OBJECTIVE:
Restate the data word for word and leave the images out.

##### DATASET ENTRIES #####

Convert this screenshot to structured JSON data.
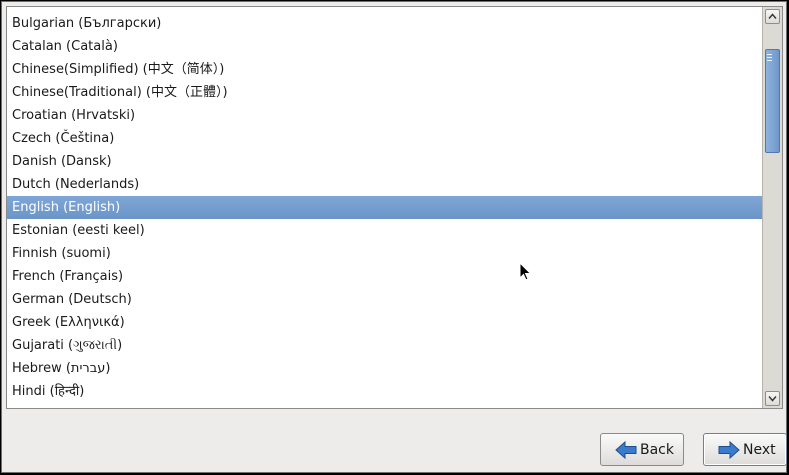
{
  "language_list": {
    "items": [
      {
        "label": "Bulgarian (Български)",
        "selected": false
      },
      {
        "label": "Catalan (Català)",
        "selected": false
      },
      {
        "label": "Chinese(Simplified) (中文（简体）)",
        "selected": false
      },
      {
        "label": "Chinese(Traditional) (中文（正體）)",
        "selected": false
      },
      {
        "label": "Croatian (Hrvatski)",
        "selected": false
      },
      {
        "label": "Czech (Čeština)",
        "selected": false
      },
      {
        "label": "Danish (Dansk)",
        "selected": false
      },
      {
        "label": "Dutch (Nederlands)",
        "selected": false
      },
      {
        "label": "English (English)",
        "selected": true
      },
      {
        "label": "Estonian (eesti keel)",
        "selected": false
      },
      {
        "label": "Finnish (suomi)",
        "selected": false
      },
      {
        "label": "French (Français)",
        "selected": false
      },
      {
        "label": "German (Deutsch)",
        "selected": false
      },
      {
        "label": "Greek (Ελληνικά)",
        "selected": false
      },
      {
        "label": "Gujarati (ગુજરાતી)",
        "selected": false
      },
      {
        "label": "Hebrew (עברית)",
        "selected": false
      },
      {
        "label": "Hindi (हिन्दी)",
        "selected": false
      }
    ]
  },
  "buttons": {
    "back_label": "Back",
    "next_label": "Next"
  },
  "icons": {
    "scroll_up": "chevron-up-icon",
    "scroll_down": "chevron-down-icon",
    "back": "arrow-left-icon",
    "next": "arrow-right-icon"
  },
  "colors": {
    "selection": "#6b95c9",
    "arrow_blue": "#2f6fbf"
  }
}
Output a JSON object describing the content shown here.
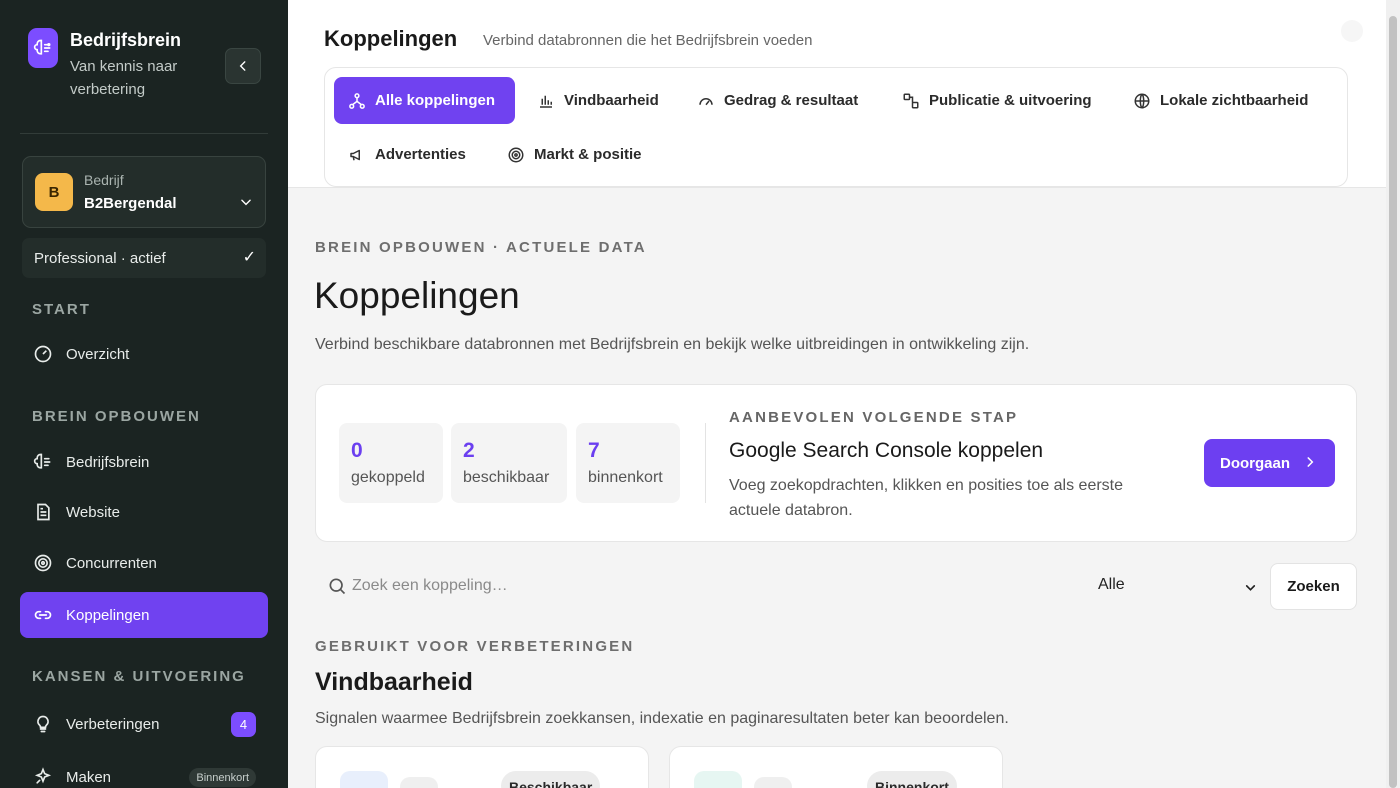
{
  "sidebar": {
    "brand_title": "Bedrijfsbrein",
    "brand_subtitle": "Van kennis naar verbetering",
    "company_label": "Bedrijf",
    "company_name": "B2Bergendal",
    "company_initial": "B",
    "plan": "Professional · actief",
    "sections": {
      "start": "START",
      "brein": "BREIN OPBOUWEN",
      "kansen": "KANSEN & UITVOERING"
    },
    "items": [
      {
        "label": "Overzicht",
        "icon": "gauge-icon"
      },
      {
        "label": "Bedrijfsbrein",
        "icon": "brain-icon"
      },
      {
        "label": "Website",
        "icon": "document-icon"
      },
      {
        "label": "Concurrenten",
        "icon": "target-icon"
      },
      {
        "label": "Koppelingen",
        "icon": "link-icon",
        "active": true
      },
      {
        "label": "Verbeteringen",
        "icon": "lightbulb-icon",
        "count": "4"
      },
      {
        "label": "Maken",
        "icon": "sparkle-icon",
        "badge": "Binnenkort"
      }
    ]
  },
  "header": {
    "title": "Koppelingen",
    "subtitle": "Verbind databronnen die het Bedrijfsbrein voeden",
    "tabs": [
      {
        "label": "Alle koppelingen",
        "icon": "network-icon",
        "active": true
      },
      {
        "label": "Vindbaarheid",
        "icon": "bar-chart-icon"
      },
      {
        "label": "Gedrag & resultaat",
        "icon": "speedometer-icon"
      },
      {
        "label": "Publicatie & uitvoering",
        "icon": "workflow-icon"
      },
      {
        "label": "Lokale zichtbaarheid",
        "icon": "globe-icon"
      },
      {
        "label": "Advertenties",
        "icon": "megaphone-icon"
      },
      {
        "label": "Markt & positie",
        "icon": "target-icon"
      }
    ]
  },
  "main": {
    "eyebrow": "BREIN OPBOUWEN · ACTUELE DATA",
    "title": "Koppelingen",
    "description": "Verbind beschikbare databronnen met Bedrijfsbrein en bekijk welke uitbreidingen in ontwikkeling zijn.",
    "stats": [
      {
        "value": "0",
        "label": "gekoppeld"
      },
      {
        "value": "2",
        "label": "beschikbaar"
      },
      {
        "value": "7",
        "label": "binnenkort"
      }
    ],
    "recommendation": {
      "eyebrow": "AANBEVOLEN VOLGENDE STAP",
      "title": "Google Search Console koppelen",
      "description": "Voeg zoekopdrachten, klikken en posities toe als eerste actuele databron.",
      "button": "Doorgaan"
    },
    "search": {
      "placeholder": "Zoek een koppeling…",
      "filter_value": "Alle",
      "button": "Zoeken"
    },
    "section": {
      "eyebrow": "GEBRUIKT VOOR VERBETERINGEN",
      "title": "Vindbaarheid",
      "description": "Signalen waarmee Bedrijfsbrein zoekkansen, indexatie en paginaresultaten beter kan beoordelen."
    },
    "cards": [
      {
        "badge": "Beschikbaar"
      },
      {
        "badge": "Binnenkort"
      }
    ]
  },
  "colors": {
    "accent": "#7042f0",
    "sidebar_bg": "#1b2422",
    "company_badge": "#f4b84a"
  }
}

#####

SOLUTION:
Convert this screenshot to structured JSON data.
{
  "language_list": {
    "items": [
      {
        "label": "Bulgarian (Български)",
        "selected": false
      },
      {
        "label": "Catalan (Català)",
        "selected": false
      },
      {
        "label": "Chinese(Simplified) (中文（简体）)",
        "selected": false
      },
      {
        "label": "Chinese(Traditional) (中文（正體）)",
        "selected": false
      },
      {
        "label": "Croatian (Hrvatski)",
        "selected": false
      },
      {
        "label": "Czech (Čeština)",
        "selected": false
      },
      {
        "label": "Danish (Dansk)",
        "selected": false
      },
      {
        "label": "Dutch (Nederlands)",
        "selected": false
      },
      {
        "label": "English (English)",
        "selected": true
      },
      {
        "label": "Estonian (eesti keel)",
        "selected": false
      },
      {
        "label": "Finnish (suomi)",
        "selected": false
      },
      {
        "label": "French (Français)",
        "selected": false
      },
      {
        "label": "German (Deutsch)",
        "selected": false
      },
      {
        "label": "Greek (Ελληνικά)",
        "selected": false
      },
      {
        "label": "Gujarati (ગુજરાતી)",
        "selected": false
      },
      {
        "label": "Hebrew (עברית)",
        "selected": false
      },
      {
        "label": "Hindi (हिन्दी)",
        "selected": false
      }
    ]
  },
  "buttons": {
    "back_label": "Back",
    "next_label": "Next"
  },
  "icons": {
    "scroll_up": "chevron-up-icon",
    "scroll_down": "chevron-down-icon",
    "back": "arrow-left-icon",
    "next": "arrow-right-icon"
  },
  "colors": {
    "selection": "#6b95c9",
    "arrow_blue": "#2f6fbf"
  }
}
Output a JSON object describing the content shown here.
{
  "sidebar": {
    "brand_title": "Bedrijfsbrein",
    "brand_subtitle": "Van kennis naar verbetering",
    "company_label": "Bedrijf",
    "company_name": "B2Bergendal",
    "company_initial": "B",
    "plan": "Professional · actief",
    "sections": {
      "start": "START",
      "brein": "BREIN OPBOUWEN",
      "kansen": "KANSEN & UITVOERING"
    },
    "items": [
      {
        "label": "Overzicht",
        "icon": "gauge-icon"
      },
      {
        "label": "Bedrijfsbrein",
        "icon": "brain-icon"
      },
      {
        "label": "Website",
        "icon": "document-icon"
      },
      {
        "label": "Concurrenten",
        "icon": "target-icon"
      },
      {
        "label": "Koppelingen",
        "icon": "link-icon",
        "active": true
      },
      {
        "label": "Verbeteringen",
        "icon": "lightbulb-icon",
        "count": "4"
      },
      {
        "label": "Maken",
        "icon": "sparkle-icon",
        "badge": "Binnenkort"
      }
    ]
  },
  "header": {
    "title": "Koppelingen",
    "subtitle": "Verbind databronnen die het Bedrijfsbrein voeden",
    "tabs": [
      {
        "label": "Alle koppelingen",
        "icon": "network-icon",
        "active": true
      },
      {
        "label": "Vindbaarheid",
        "icon": "bar-chart-icon"
      },
      {
        "label": "Gedrag & resultaat",
        "icon": "speedometer-icon"
      },
      {
        "label": "Publicatie & uitvoering",
        "icon": "workflow-icon"
      },
      {
        "label": "Lokale zichtbaarheid",
        "icon": "globe-icon"
      },
      {
        "label": "Advertenties",
        "icon": "megaphone-icon"
      },
      {
        "label": "Markt & positie",
        "icon": "target-icon"
      }
    ]
  },
  "main": {
    "eyebrow": "BREIN OPBOUWEN · ACTUELE DATA",
    "title": "Koppelingen",
    "description": "Verbind beschikbare databronnen met Bedrijfsbrein en bekijk welke uitbreidingen in ontwikkeling zijn.",
    "stats": [
      {
        "value": "0",
        "label": "gekoppeld"
      },
      {
        "value": "2",
        "label": "beschikbaar"
      },
      {
        "value": "7",
        "label": "binnenkort"
      }
    ],
    "recommendation": {
      "eyebrow": "AANBEVOLEN VOLGENDE STAP",
      "title": "Google Search Console koppelen",
      "description": "Voeg zoekopdrachten, klikken en posities toe als eerste actuele databron.",
      "button": "Doorgaan"
    },
    "search": {
      "placeholder": "Zoek een koppeling…",
      "filter_value": "Alle",
      "button": "Zoeken"
    },
    "section": {
      "eyebrow": "GEBRUIKT VOOR VERBETERINGEN",
      "title": "Vindbaarheid",
      "description": "Signalen waarmee Bedrijfsbrein zoekkansen, indexatie en paginaresultaten beter kan beoordelen."
    },
    "cards": [
      {
        "badge": "Beschikbaar"
      },
      {
        "badge": "Binnenkort"
      }
    ]
  },
  "colors": {
    "accent": "#7042f0",
    "sidebar_bg": "#1b2422",
    "company_badge": "#f4b84a"
  }
}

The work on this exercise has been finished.